THE EXERCISE = The records should be repeated word for word, pictures excluded.

※

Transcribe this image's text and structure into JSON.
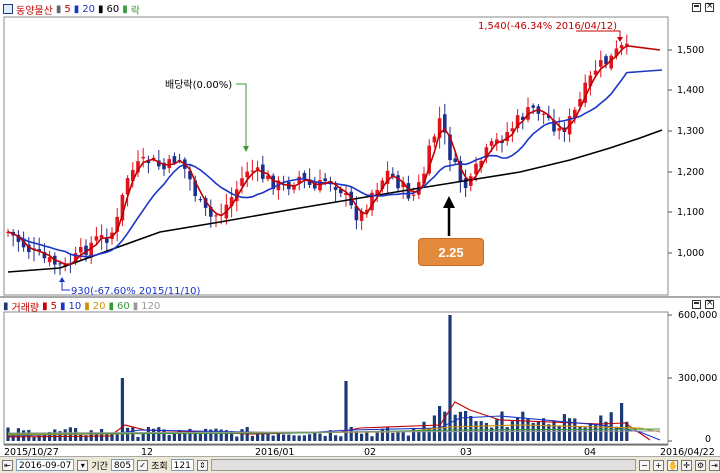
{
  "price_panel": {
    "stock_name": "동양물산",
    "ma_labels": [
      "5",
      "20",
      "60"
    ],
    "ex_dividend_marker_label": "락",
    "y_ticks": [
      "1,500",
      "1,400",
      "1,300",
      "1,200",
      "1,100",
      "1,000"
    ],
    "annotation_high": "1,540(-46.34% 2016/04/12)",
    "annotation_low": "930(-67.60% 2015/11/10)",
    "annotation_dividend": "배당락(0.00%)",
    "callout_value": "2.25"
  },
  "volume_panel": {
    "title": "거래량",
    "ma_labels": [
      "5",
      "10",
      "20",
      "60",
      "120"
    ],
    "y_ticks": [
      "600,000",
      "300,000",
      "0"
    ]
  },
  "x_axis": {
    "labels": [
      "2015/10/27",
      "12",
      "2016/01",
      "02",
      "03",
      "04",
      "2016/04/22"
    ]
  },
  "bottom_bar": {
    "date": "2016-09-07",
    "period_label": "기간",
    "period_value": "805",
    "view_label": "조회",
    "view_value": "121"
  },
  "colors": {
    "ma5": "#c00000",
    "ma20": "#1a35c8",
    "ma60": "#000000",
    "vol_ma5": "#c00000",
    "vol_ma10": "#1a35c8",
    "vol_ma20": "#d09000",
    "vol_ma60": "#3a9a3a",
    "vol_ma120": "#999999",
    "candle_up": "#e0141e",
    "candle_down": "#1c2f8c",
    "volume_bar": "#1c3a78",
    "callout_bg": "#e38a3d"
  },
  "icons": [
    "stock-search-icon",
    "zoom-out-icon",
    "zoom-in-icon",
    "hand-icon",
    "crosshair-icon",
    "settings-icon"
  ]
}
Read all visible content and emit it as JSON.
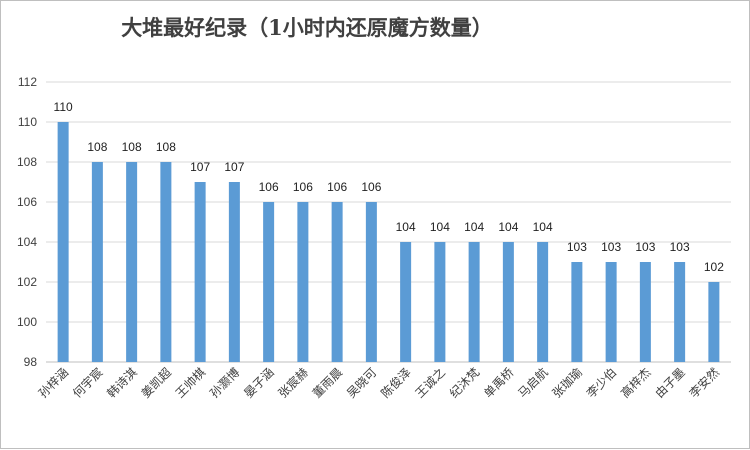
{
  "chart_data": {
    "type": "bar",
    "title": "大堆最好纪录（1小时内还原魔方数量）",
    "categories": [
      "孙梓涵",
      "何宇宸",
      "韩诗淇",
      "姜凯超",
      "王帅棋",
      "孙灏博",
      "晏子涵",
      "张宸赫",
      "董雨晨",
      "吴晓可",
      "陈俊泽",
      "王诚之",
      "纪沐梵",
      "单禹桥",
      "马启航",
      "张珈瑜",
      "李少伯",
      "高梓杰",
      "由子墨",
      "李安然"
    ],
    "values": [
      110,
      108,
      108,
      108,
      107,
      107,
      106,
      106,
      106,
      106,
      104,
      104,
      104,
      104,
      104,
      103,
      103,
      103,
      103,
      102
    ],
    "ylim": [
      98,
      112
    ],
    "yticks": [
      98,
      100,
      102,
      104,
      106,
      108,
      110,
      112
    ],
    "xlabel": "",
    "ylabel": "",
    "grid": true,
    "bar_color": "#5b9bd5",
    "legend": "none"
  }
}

※

ANSWER TO THIS EXERCISE =
Transcribe this image's text and structure into JSON.
{
  "price_panel": {
    "stock_name": "동양물산",
    "ma_labels": [
      "5",
      "20",
      "60"
    ],
    "ex_dividend_marker_label": "락",
    "y_ticks": [
      "1,500",
      "1,400",
      "1,300",
      "1,200",
      "1,100",
      "1,000"
    ],
    "annotation_high": "1,540(-46.34% 2016/04/12)",
    "annotation_low": "930(-67.60% 2015/11/10)",
    "annotation_dividend": "배당락(0.00%)",
    "callout_value": "2.25"
  },
  "volume_panel": {
    "title": "거래량",
    "ma_labels": [
      "5",
      "10",
      "20",
      "60",
      "120"
    ],
    "y_ticks": [
      "600,000",
      "300,000",
      "0"
    ]
  },
  "x_axis": {
    "labels": [
      "2015/10/27",
      "12",
      "2016/01",
      "02",
      "03",
      "04",
      "2016/04/22"
    ]
  },
  "bottom_bar": {
    "date": "2016-09-07",
    "period_label": "기간",
    "period_value": "805",
    "view_label": "조회",
    "view_value": "121"
  },
  "colors": {
    "ma5": "#c00000",
    "ma20": "#1a35c8",
    "ma60": "#000000",
    "vol_ma5": "#c00000",
    "vol_ma10": "#1a35c8",
    "vol_ma20": "#d09000",
    "vol_ma60": "#3a9a3a",
    "vol_ma120": "#999999",
    "candle_up": "#e0141e",
    "candle_down": "#1c2f8c",
    "volume_bar": "#1c3a78",
    "callout_bg": "#e38a3d"
  },
  "icons": [
    "stock-search-icon",
    "zoom-out-icon",
    "zoom-in-icon",
    "hand-icon",
    "crosshair-icon",
    "settings-icon"
  ]
}
Read all visible content and emit it as JSON.
{
  "chart_data": {
    "type": "bar",
    "title": "大堆最好纪录（1小时内还原魔方数量）",
    "categories": [
      "孙梓涵",
      "何宇宸",
      "韩诗淇",
      "姜凯超",
      "王帅棋",
      "孙灏博",
      "晏子涵",
      "张宸赫",
      "董雨晨",
      "吴晓可",
      "陈俊泽",
      "王诚之",
      "纪沐梵",
      "单禹桥",
      "马启航",
      "张珈瑜",
      "李少伯",
      "高梓杰",
      "由子墨",
      "李安然"
    ],
    "values": [
      110,
      108,
      108,
      108,
      107,
      107,
      106,
      106,
      106,
      106,
      104,
      104,
      104,
      104,
      104,
      103,
      103,
      103,
      103,
      102
    ],
    "ylim": [
      98,
      112
    ],
    "yticks": [
      98,
      100,
      102,
      104,
      106,
      108,
      110,
      112
    ],
    "xlabel": "",
    "ylabel": "",
    "grid": true,
    "bar_color": "#5b9bd5",
    "legend": "none"
  }
}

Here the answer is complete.